-- start DATASET RECORDS --
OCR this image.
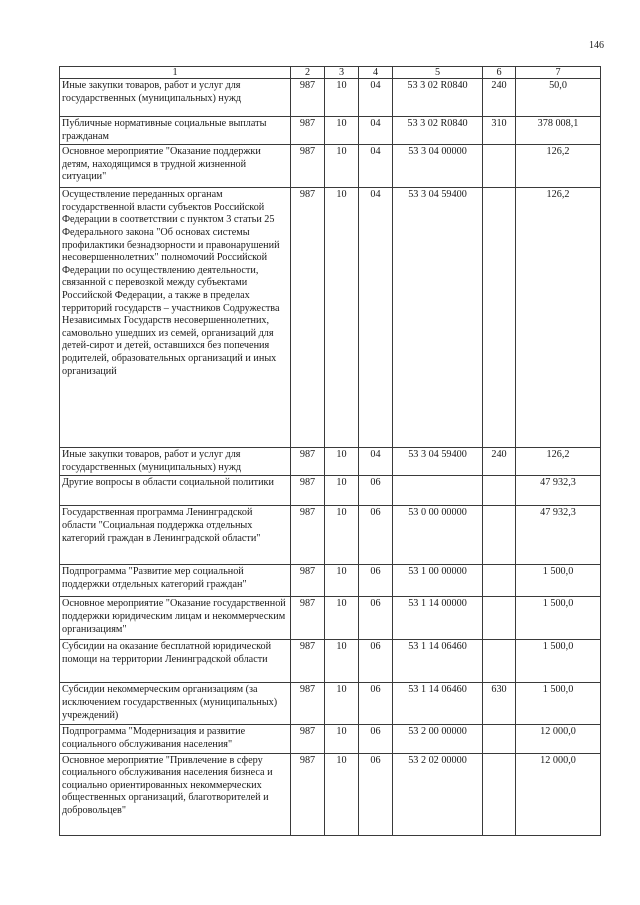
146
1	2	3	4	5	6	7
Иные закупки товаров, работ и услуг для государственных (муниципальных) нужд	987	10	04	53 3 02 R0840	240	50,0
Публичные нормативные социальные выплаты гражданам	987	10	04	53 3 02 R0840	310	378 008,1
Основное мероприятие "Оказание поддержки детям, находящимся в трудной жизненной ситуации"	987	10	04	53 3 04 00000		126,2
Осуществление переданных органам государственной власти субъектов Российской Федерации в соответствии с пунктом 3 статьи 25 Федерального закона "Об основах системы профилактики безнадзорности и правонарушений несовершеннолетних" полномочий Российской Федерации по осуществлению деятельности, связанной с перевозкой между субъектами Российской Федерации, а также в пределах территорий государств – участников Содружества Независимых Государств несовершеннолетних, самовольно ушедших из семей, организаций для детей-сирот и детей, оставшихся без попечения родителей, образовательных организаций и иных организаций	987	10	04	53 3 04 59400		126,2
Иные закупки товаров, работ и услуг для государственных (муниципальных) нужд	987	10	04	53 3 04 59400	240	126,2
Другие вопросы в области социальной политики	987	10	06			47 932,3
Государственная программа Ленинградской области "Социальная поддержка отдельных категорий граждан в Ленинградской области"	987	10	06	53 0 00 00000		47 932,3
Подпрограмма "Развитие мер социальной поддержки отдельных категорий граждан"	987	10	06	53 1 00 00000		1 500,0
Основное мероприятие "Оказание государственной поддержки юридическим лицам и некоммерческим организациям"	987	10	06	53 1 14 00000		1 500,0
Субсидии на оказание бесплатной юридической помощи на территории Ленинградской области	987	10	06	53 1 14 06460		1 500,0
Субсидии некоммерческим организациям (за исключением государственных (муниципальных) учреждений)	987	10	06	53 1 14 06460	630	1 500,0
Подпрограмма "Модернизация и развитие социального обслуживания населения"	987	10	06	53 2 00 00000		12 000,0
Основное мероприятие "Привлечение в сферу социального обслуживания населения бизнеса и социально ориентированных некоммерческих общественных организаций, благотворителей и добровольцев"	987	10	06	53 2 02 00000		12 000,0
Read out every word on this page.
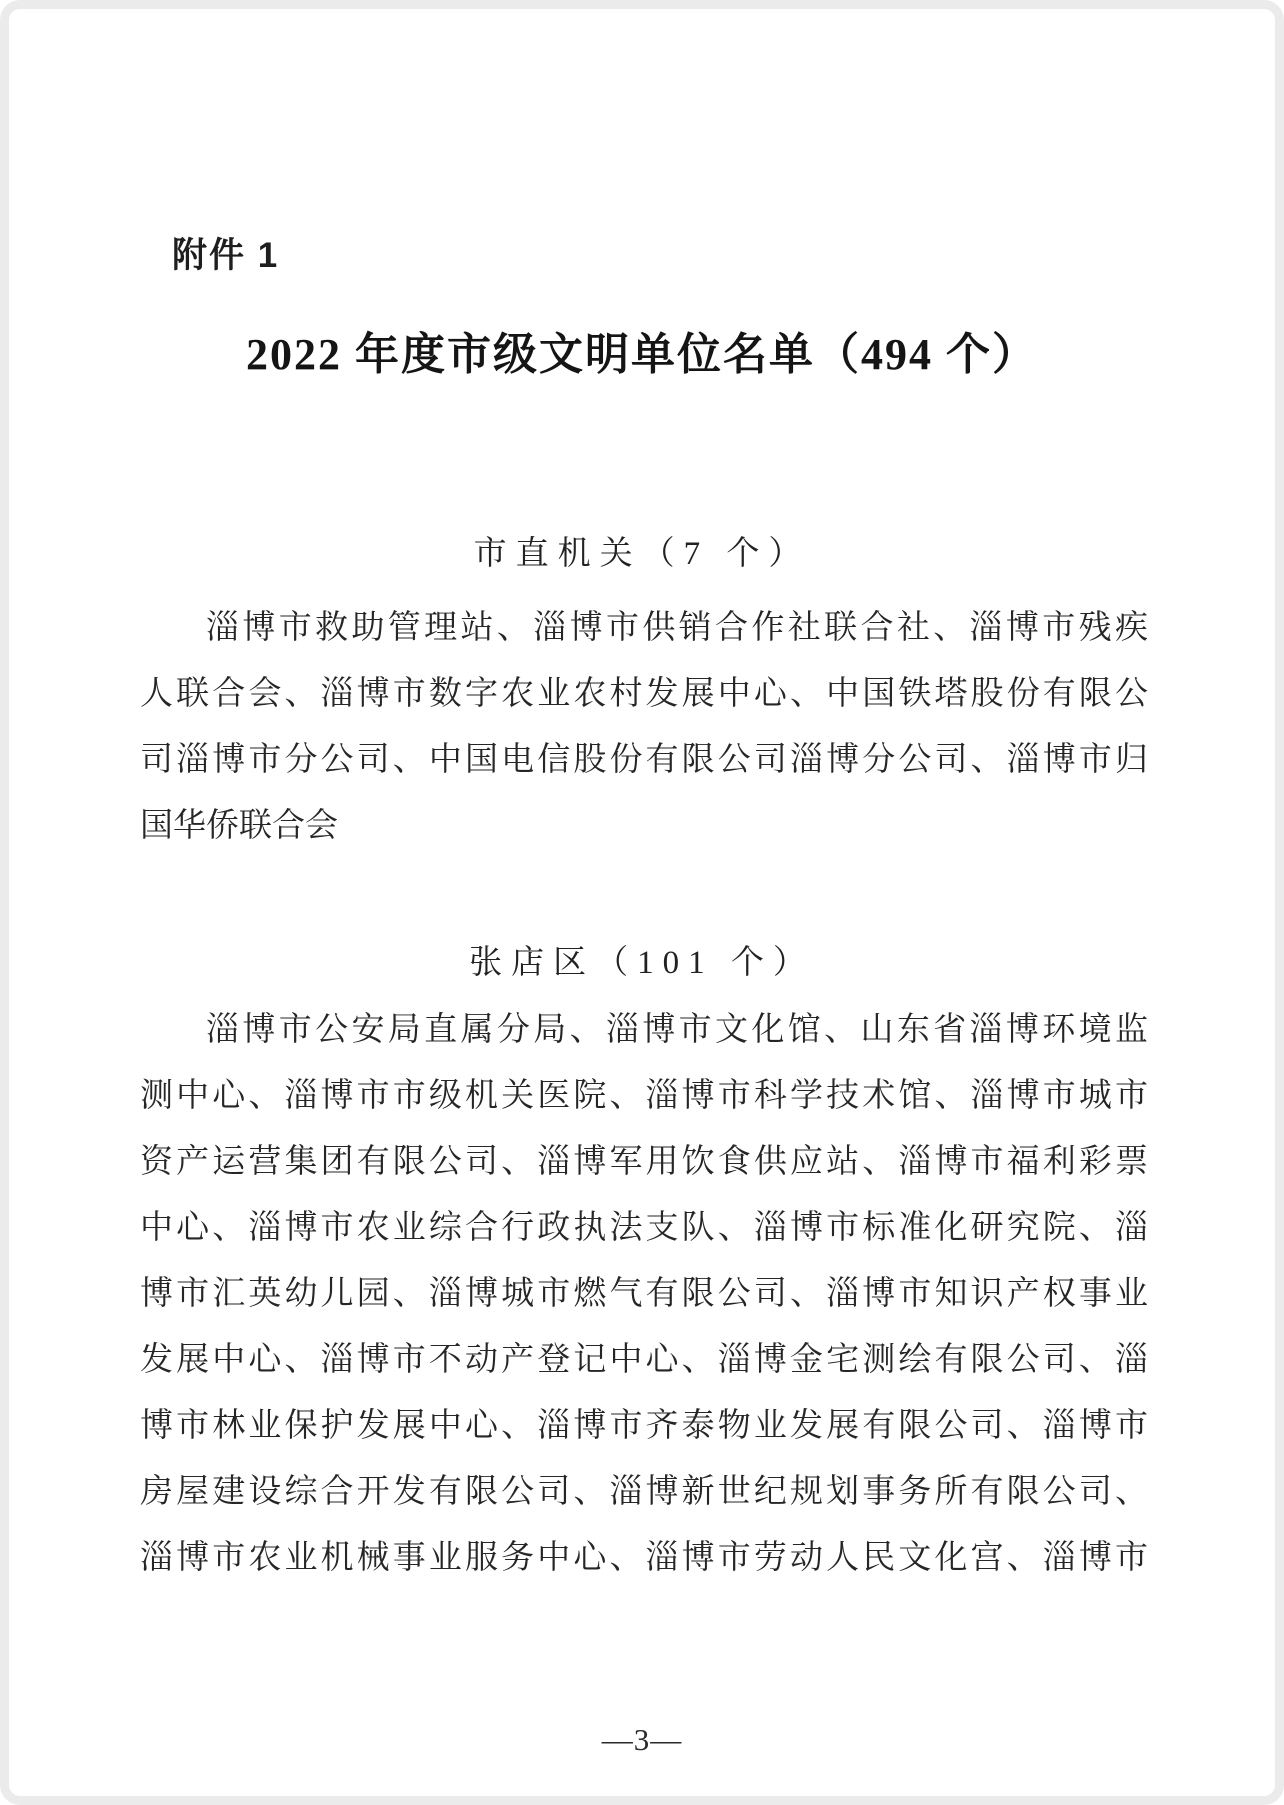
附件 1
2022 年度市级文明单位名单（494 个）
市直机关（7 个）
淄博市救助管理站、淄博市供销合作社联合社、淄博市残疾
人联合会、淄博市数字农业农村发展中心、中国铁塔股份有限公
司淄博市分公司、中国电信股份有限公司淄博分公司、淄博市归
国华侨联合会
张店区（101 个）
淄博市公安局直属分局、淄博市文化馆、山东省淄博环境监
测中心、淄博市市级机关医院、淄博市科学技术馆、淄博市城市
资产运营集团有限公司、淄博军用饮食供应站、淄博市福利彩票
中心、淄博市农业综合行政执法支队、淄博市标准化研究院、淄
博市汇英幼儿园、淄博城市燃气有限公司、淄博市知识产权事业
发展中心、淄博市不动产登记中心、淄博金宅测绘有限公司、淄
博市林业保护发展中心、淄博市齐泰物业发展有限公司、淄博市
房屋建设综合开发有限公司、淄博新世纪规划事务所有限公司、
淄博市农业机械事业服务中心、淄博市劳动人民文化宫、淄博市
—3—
-- end DATASET RECORDS --
EXERCISE BRIEF: Omit the pictures and output all of the other material exactly.

ANSWER TO THIS EXERCISE:
OCR this image.
146
1	2	3	4	5	6	7
Иные закупки товаров, работ и услуг для государственных (муниципальных) нужд	987	10	04	53 3 02 R0840	240	50,0
Публичные нормативные социальные выплаты гражданам	987	10	04	53 3 02 R0840	310	378 008,1
Основное мероприятие "Оказание поддержки детям, находящимся в трудной жизненной ситуации"	987	10	04	53 3 04 00000		126,2
Осуществление переданных органам государственной власти субъектов Российской Федерации в соответствии с пунктом 3 статьи 25 Федерального закона "Об основах системы профилактики безнадзорности и правонарушений несовершеннолетних" полномочий Российской Федерации по осуществлению деятельности, связанной с перевозкой между субъектами Российской Федерации, а также в пределах территорий государств – участников Содружества Независимых Государств несовершеннолетних, самовольно ушедших из семей, организаций для детей-сирот и детей, оставшихся без попечения родителей, образовательных организаций и иных организаций	987	10	04	53 3 04 59400		126,2
Иные закупки товаров, работ и услуг для государственных (муниципальных) нужд	987	10	04	53 3 04 59400	240	126,2
Другие вопросы в области социальной политики	987	10	06			47 932,3
Государственная программа Ленинградской области "Социальная поддержка отдельных категорий граждан в Ленинградской области"	987	10	06	53 0 00 00000		47 932,3
Подпрограмма "Развитие мер социальной поддержки отдельных категорий граждан"	987	10	06	53 1 00 00000		1 500,0
Основное мероприятие "Оказание государственной поддержки юридическим лицам и некоммерческим организациям"	987	10	06	53 1 14 00000		1 500,0
Субсидии на оказание бесплатной юридической помощи на территории Ленинградской области	987	10	06	53 1 14 06460		1 500,0
Субсидии некоммерческим организациям (за исключением государственных (муниципальных) учреждений)	987	10	06	53 1 14 06460	630	1 500,0
Подпрограмма "Модернизация и развитие социального обслуживания населения"	987	10	06	53 2 00 00000		12 000,0
Основное мероприятие "Привлечение в сферу социального обслуживания населения бизнеса и социально ориентированных некоммерческих общественных организаций, благотворителей и добровольцев"	987	10	06	53 2 02 00000		12 000,0
Read out every word on this page.
附件 1
2022 年度市级文明单位名单（494 个）
市直机关（7 个）
淄博市救助管理站、淄博市供销合作社联合社、淄博市残疾
人联合会、淄博市数字农业农村发展中心、中国铁塔股份有限公
司淄博市分公司、中国电信股份有限公司淄博分公司、淄博市归
国华侨联合会
张店区（101 个）
淄博市公安局直属分局、淄博市文化馆、山东省淄博环境监
测中心、淄博市市级机关医院、淄博市科学技术馆、淄博市城市
资产运营集团有限公司、淄博军用饮食供应站、淄博市福利彩票
中心、淄博市农业综合行政执法支队、淄博市标准化研究院、淄
博市汇英幼儿园、淄博城市燃气有限公司、淄博市知识产权事业
发展中心、淄博市不动产登记中心、淄博金宅测绘有限公司、淄
博市林业保护发展中心、淄博市齐泰物业发展有限公司、淄博市
房屋建设综合开发有限公司、淄博新世纪规划事务所有限公司、
淄博市农业机械事业服务中心、淄博市劳动人民文化宫、淄博市
—3—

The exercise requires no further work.